Exercise material =

........

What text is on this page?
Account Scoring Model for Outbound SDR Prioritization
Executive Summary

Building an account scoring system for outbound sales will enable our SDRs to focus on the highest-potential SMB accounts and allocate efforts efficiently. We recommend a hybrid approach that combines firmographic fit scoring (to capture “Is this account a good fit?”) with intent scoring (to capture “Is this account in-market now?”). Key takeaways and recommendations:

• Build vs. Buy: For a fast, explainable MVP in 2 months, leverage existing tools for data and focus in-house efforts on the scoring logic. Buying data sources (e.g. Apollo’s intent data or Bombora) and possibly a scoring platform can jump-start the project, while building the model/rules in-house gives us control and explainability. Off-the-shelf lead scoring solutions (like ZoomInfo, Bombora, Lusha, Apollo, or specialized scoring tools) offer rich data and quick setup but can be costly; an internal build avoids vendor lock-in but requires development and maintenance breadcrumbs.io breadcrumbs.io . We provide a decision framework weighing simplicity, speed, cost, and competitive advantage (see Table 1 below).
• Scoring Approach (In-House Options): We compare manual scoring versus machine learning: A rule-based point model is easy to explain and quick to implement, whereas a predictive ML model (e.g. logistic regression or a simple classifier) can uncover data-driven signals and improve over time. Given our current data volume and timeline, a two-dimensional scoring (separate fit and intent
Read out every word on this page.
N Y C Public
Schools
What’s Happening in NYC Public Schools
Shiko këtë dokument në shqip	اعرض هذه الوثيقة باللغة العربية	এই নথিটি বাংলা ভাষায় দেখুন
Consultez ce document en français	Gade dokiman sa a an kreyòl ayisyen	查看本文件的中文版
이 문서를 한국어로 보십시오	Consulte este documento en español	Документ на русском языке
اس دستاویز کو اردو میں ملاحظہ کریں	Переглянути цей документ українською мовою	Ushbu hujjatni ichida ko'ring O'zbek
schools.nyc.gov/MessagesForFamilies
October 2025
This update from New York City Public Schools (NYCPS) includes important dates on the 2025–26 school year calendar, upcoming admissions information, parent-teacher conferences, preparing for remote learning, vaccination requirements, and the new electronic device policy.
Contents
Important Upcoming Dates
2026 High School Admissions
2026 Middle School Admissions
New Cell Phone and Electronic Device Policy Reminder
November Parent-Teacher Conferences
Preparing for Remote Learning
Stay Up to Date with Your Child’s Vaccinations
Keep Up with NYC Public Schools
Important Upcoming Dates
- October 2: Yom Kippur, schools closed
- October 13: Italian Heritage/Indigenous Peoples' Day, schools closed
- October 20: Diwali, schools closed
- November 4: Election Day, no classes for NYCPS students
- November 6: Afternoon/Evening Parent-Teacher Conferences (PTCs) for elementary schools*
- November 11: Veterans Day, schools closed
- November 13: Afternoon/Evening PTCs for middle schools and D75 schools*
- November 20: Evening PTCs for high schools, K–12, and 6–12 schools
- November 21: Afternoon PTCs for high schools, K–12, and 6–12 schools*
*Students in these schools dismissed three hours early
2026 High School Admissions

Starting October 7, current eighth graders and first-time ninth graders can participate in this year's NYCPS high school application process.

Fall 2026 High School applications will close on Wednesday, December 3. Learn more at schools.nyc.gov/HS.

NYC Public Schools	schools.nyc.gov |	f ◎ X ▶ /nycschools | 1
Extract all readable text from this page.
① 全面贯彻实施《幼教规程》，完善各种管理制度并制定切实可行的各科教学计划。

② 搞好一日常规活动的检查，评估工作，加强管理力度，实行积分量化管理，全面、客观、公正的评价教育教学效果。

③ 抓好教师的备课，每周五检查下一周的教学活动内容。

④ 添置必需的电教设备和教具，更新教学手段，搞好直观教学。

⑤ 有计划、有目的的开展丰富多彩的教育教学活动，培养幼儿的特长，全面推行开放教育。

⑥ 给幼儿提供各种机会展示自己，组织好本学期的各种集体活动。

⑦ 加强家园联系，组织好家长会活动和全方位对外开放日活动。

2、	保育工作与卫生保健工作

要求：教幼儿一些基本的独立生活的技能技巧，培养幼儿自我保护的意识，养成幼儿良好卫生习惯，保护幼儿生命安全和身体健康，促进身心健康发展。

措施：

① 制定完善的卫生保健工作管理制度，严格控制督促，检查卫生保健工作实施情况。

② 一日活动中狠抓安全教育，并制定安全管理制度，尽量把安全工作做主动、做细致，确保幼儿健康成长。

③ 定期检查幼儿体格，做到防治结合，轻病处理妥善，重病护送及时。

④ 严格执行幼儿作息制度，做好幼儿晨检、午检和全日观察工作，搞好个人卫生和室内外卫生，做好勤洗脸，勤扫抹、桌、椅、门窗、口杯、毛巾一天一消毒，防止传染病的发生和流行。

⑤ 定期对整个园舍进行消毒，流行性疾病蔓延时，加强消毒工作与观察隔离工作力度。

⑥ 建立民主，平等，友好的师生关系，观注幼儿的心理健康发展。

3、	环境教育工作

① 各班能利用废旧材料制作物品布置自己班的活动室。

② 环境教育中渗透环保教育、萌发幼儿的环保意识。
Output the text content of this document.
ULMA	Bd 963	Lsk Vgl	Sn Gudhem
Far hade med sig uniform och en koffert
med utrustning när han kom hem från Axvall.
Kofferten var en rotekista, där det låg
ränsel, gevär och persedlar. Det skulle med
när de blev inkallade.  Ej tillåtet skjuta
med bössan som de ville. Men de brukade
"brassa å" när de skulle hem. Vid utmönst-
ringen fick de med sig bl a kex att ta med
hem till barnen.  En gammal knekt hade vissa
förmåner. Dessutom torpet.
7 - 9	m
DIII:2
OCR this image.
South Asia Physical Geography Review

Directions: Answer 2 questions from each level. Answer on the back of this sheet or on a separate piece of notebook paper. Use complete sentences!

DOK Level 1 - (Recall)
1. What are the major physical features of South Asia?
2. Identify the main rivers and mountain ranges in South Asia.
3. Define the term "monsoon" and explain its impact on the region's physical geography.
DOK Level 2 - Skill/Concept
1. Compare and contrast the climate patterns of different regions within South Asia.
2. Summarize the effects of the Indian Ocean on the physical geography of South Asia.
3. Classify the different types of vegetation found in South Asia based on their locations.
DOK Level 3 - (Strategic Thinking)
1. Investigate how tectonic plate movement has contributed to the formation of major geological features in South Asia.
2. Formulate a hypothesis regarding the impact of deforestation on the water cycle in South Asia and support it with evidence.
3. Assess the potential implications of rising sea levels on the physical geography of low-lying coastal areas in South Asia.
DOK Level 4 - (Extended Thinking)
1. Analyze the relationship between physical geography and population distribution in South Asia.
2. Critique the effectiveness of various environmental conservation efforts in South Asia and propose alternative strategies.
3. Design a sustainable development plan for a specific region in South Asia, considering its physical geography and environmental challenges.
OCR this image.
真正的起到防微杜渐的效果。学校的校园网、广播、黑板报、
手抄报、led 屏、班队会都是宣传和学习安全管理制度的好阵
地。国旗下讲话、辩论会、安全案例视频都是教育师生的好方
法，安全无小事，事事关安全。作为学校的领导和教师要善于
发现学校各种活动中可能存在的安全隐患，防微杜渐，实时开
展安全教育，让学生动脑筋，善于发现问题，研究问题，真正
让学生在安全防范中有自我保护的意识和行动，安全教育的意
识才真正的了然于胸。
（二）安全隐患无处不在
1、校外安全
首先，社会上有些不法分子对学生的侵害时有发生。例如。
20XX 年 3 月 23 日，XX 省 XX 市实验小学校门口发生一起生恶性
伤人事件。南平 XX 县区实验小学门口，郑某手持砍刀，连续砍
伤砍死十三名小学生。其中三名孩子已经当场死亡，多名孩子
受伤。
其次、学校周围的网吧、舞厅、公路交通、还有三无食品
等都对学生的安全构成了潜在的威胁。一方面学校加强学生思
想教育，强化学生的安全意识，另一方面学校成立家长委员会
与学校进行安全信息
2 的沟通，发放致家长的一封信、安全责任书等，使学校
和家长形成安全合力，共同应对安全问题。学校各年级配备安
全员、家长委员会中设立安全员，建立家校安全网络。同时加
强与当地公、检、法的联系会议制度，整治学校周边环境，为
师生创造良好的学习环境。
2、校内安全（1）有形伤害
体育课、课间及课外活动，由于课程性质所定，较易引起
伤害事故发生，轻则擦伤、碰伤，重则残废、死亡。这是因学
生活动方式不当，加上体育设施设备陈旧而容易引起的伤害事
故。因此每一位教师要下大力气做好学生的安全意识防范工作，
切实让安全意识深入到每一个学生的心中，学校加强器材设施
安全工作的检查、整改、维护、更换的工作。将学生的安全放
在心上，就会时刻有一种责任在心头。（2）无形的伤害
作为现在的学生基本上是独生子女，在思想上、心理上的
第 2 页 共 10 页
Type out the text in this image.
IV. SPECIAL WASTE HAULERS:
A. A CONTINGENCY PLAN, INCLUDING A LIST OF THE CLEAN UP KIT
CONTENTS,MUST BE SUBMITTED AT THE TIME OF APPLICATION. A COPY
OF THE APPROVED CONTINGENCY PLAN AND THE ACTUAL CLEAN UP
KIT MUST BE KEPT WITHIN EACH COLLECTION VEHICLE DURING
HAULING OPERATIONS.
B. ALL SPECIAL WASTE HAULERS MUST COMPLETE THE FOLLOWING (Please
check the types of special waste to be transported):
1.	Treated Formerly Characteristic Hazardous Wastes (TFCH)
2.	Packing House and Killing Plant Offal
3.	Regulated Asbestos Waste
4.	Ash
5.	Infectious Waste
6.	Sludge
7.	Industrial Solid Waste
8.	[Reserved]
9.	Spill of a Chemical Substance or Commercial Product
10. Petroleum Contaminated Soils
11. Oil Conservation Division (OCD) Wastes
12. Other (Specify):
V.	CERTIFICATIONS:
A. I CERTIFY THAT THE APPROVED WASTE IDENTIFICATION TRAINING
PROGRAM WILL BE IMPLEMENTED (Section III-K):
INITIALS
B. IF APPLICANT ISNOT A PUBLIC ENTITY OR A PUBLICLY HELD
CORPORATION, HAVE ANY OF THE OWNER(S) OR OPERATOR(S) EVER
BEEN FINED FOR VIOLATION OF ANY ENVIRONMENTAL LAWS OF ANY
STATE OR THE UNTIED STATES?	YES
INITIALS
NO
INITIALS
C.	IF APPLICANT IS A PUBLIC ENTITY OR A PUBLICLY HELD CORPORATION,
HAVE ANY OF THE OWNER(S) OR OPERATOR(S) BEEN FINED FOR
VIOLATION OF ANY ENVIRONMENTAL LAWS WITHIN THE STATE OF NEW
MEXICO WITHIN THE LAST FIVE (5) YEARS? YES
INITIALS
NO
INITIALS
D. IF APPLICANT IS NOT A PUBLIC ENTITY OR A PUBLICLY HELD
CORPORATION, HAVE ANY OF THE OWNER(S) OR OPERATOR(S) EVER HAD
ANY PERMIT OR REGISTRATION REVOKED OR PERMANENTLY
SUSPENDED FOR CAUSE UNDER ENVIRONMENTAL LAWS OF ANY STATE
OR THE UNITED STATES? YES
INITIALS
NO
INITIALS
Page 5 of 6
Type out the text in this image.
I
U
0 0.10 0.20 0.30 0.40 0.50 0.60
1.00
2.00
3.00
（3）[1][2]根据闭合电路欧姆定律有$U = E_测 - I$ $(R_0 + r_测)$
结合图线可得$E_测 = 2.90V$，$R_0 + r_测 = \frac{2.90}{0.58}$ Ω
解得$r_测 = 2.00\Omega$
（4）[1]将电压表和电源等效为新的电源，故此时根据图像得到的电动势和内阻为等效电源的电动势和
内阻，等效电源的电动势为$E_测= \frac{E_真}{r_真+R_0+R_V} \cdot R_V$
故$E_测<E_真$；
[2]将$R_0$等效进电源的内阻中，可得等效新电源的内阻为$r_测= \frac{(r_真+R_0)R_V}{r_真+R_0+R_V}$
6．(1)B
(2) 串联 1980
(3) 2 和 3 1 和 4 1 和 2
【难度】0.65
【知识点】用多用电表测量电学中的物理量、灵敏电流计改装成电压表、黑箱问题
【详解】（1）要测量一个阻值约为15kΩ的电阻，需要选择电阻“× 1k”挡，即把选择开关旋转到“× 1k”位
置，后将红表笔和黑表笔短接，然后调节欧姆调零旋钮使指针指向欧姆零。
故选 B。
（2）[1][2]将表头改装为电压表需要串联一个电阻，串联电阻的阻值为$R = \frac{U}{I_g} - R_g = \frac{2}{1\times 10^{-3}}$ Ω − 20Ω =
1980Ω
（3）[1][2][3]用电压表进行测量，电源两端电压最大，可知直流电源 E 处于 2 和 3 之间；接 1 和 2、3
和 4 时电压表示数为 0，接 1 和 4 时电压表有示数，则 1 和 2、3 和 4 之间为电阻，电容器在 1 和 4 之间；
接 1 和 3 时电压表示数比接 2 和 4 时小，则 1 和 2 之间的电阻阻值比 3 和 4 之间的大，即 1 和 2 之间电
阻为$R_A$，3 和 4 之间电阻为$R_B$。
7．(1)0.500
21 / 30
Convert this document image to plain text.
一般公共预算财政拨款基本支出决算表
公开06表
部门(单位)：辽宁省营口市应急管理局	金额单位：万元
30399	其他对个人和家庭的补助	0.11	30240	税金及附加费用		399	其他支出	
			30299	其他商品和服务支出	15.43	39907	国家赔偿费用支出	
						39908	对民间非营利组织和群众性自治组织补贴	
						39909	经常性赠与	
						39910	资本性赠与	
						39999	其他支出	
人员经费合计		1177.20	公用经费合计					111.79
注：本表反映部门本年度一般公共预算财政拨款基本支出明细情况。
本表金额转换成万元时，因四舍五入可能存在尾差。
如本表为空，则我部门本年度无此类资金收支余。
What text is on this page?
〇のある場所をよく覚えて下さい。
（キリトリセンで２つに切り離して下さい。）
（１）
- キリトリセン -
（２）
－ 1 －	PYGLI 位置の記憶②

........

Produce an exact copy of the lines from the one containing "Convert this document image to plain text." through the last line, and of nothing else.

In response =
Convert this document image to plain text.
一般公共预算财政拨款基本支出决算表
公开06表
部门(单位)：辽宁省营口市应急管理局	金额单位：万元
30399	其他对个人和家庭的补助	0.11	30240	税金及附加费用		399	其他支出	
			30299	其他商品和服务支出	15.43	39907	国家赔偿费用支出	
						39908	对民间非营利组织和群众性自治组织补贴	
						39909	经常性赠与	
						39910	资本性赠与	
						39999	其他支出	
人员经费合计		1177.20	公用经费合计					111.79
注：本表反映部门本年度一般公共预算财政拨款基本支出明细情况。
本表金额转换成万元时，因四舍五入可能存在尾差。
如本表为空，则我部门本年度无此类资金收支余。
What text is on this page?
〇のある場所をよく覚えて下さい。
（キリトリセンで２つに切り離して下さい。）
（１）
- キリトリセン -
（２）
－ 1 －	PYGLI 位置の記憶②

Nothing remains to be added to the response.